Copy the lines holding the word "сельского", all of them.

------ STORED RECORDS ------

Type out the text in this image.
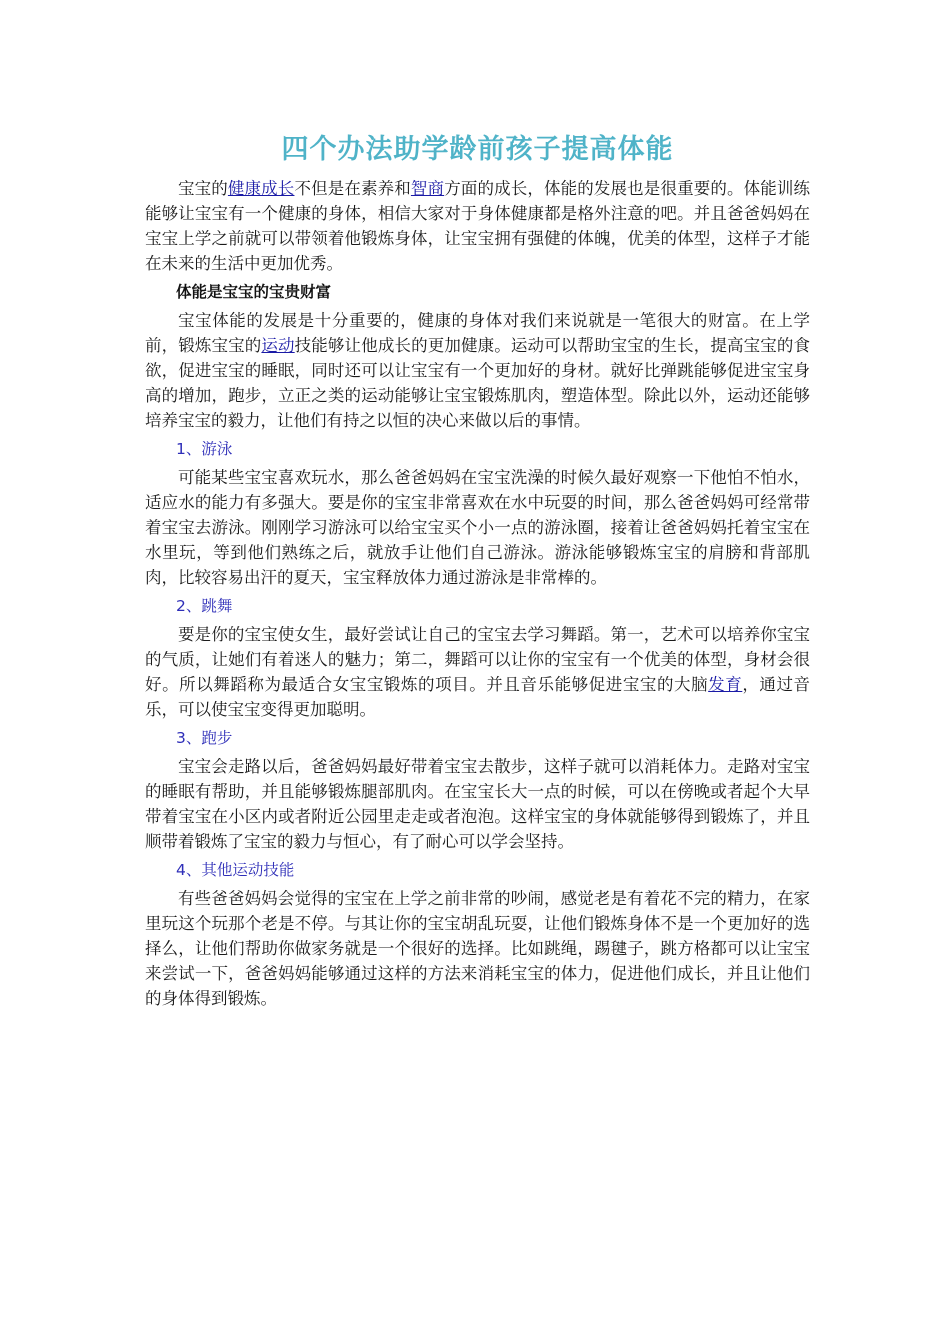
四个办法助学龄前孩子提高体能

宝宝的健康成长不但是在素养和智商方面的成长，体能的发展也是很重要的。体能训练能够让宝宝有一个健康的身体，相信大家对于身体健康都是格外注意的吧。并且爸爸妈妈在宝宝上学之前就可以带领着他锻炼身体，让宝宝拥有强健的体魄，优美的体型，这样子才能在未来的生活中更加优秀。

体能是宝宝的宝贵财富

宝宝体能的发展是十分重要的，健康的身体对我们来说就是一笔很大的财富。在上学前，锻炼宝宝的运动技能够让他成长的更加健康。运动可以帮助宝宝的生长，提高宝宝的食欲，促进宝宝的睡眠，同时还可以让宝宝有一个更加好的身材。就好比弹跳能够促进宝宝身高的增加，跑步，立正之类的运动能够让宝宝锻炼肌肉，塑造体型。除此以外，运动还能够培养宝宝的毅力，让他们有持之以恒的决心来做以后的事情。

1、游泳

可能某些宝宝喜欢玩水，那么爸爸妈妈在宝宝洗澡的时候久最好观察一下他怕不怕水，适应水的能力有多强大。要是你的宝宝非常喜欢在水中玩耍的时间，那么爸爸妈妈可经常带着宝宝去游泳。刚刚学习游泳可以给宝宝买个小一点的游泳圈，接着让爸爸妈妈托着宝宝在水里玩，等到他们熟练之后，就放手让他们自己游泳。游泳能够锻炼宝宝的肩膀和背部肌肉，比较容易出汗的夏天，宝宝释放体力通过游泳是非常棒的。

2、跳舞

要是你的宝宝使女生，最好尝试让自己的宝宝去学习舞蹈。第一，艺术可以培养你宝宝的气质，让她们有着迷人的魅力；第二，舞蹈可以让你的宝宝有一个优美的体型，身材会很好。所以舞蹈称为最适合女宝宝锻炼的项目。并且音乐能够促进宝宝的大脑发育，通过音乐，可以使宝宝变得更加聪明。

3、跑步

宝宝会走路以后，爸爸妈妈最好带着宝宝去散步，这样子就可以消耗体力。走路对宝宝的睡眠有帮助，并且能够锻炼腿部肌肉。在宝宝长大一点的时候，可以在傍晚或者起个大早带着宝宝在小区内或者附近公园里走走或者泡泡。这样宝宝的身体就能够得到锻炼了，并且顺带着锻炼了宝宝的毅力与恒心，有了耐心可以学会坚持。

4、其他运动技能

有些爸爸妈妈会觉得的宝宝在上学之前非常的吵闹，感觉老是有着花不完的精力，在家里玩这个玩那个老是不停。与其让你的宝宝胡乱玩耍，让他们锻炼身体不是一个更加好的选择么，让他们帮助你做家务就是一个很好的选择。比如跳绳，踢毽子，跳方格都可以让宝宝来尝试一下，爸爸妈妈能够通过这样的方法来消耗宝宝的体力，促进他们成长，并且让他们的身体得到锻炼。
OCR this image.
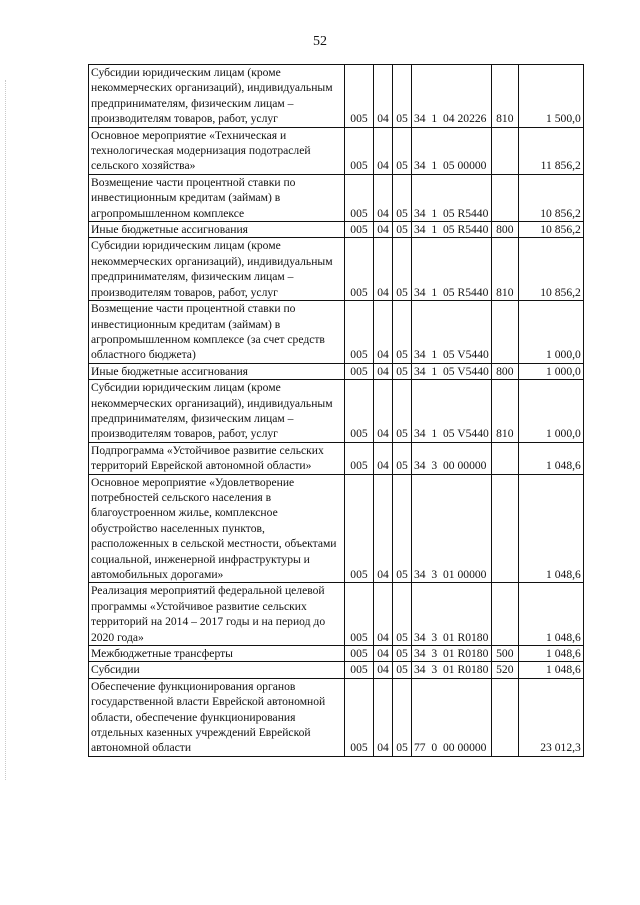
52
Субсидии юридическим лицам (кроме некоммерческих организаций), индивидуальным предпринимателям, физическим лицам – производителям товаров, работ, услуг	005	04	05	34  1  04 20226	810	1 500,0
Основное мероприятие «Техническая и технологическая модернизация подотраслей сельского хозяйства»	005	04	05	34  1  05 00000		11 856,2
Возмещение части процентной ставки по инвестиционным кредитам (займам) в агропромышленном комплексе	005	04	05	34  1  05 R5440		10 856,2
Иные бюджетные ассигнования	005	04	05	34  1  05 R5440	800	10 856,2
Субсидии юридическим лицам (кроме некоммерческих организаций), индивидуальным предпринимателям, физическим лицам – производителям товаров, работ, услуг	005	04	05	34  1  05 R5440	810	10 856,2
Возмещение части процентной ставки по инвестиционным кредитам (займам) в агропромышленном комплексе (за счет средств областного бюджета)	005	04	05	34  1  05 V5440		1 000,0
Иные бюджетные ассигнования	005	04	05	34  1  05 V5440	800	1 000,0
Субсидии юридическим лицам (кроме некоммерческих организаций), индивидуальным предпринимателям, физическим лицам – производителям товаров, работ, услуг	005	04	05	34  1  05 V5440	810	1 000,0
Подпрограмма «Устойчивое развитие сельских территорий Еврейской автономной области»	005	04	05	34  3  00 00000		1 048,6
Основное мероприятие «Удовлетворение потребностей сельского населения в благоустроенном жилье, комплексное обустройство населенных пунктов, расположенных в сельской местности, объектами социальной, инженерной инфраструктуры и автомобильных дорогами»	005	04	05	34  3  01 00000		1 048,6
Реализация мероприятий федеральной целевой программы «Устойчивое развитие сельских территорий на 2014 – 2017 годы и на период до 2020 года»	005	04	05	34  3  01 R0180		1 048,6
Межбюджетные трансферты	005	04	05	34  3  01 R0180	500	1 048,6
Субсидии	005	04	05	34  3  01 R0180	520	1 048,6
Обеспечение функционирования органов государственной власти Еврейской автономной области, обеспечение функционирования отдельных казенных учреждений Еврейской автономной области	005	04	05	77  0  00 00000		23 012,3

------

* [FULL RESPONSE]
Основное мероприятие «Техническая и технологическая модернизация подотраслей сельского хозяйства»	005	04	05	34  1  05 00000		11 856,2
Основное мероприятие «Удовлетворение потребностей сельского населения в благоустроенном жилье, комплексное обустройство населенных пунктов, расположенных в сельской местности, объектами социальной, инженерной инфраструктуры и автомобильных дорогами»	005	04	05	34  3  01 00000		1 048,6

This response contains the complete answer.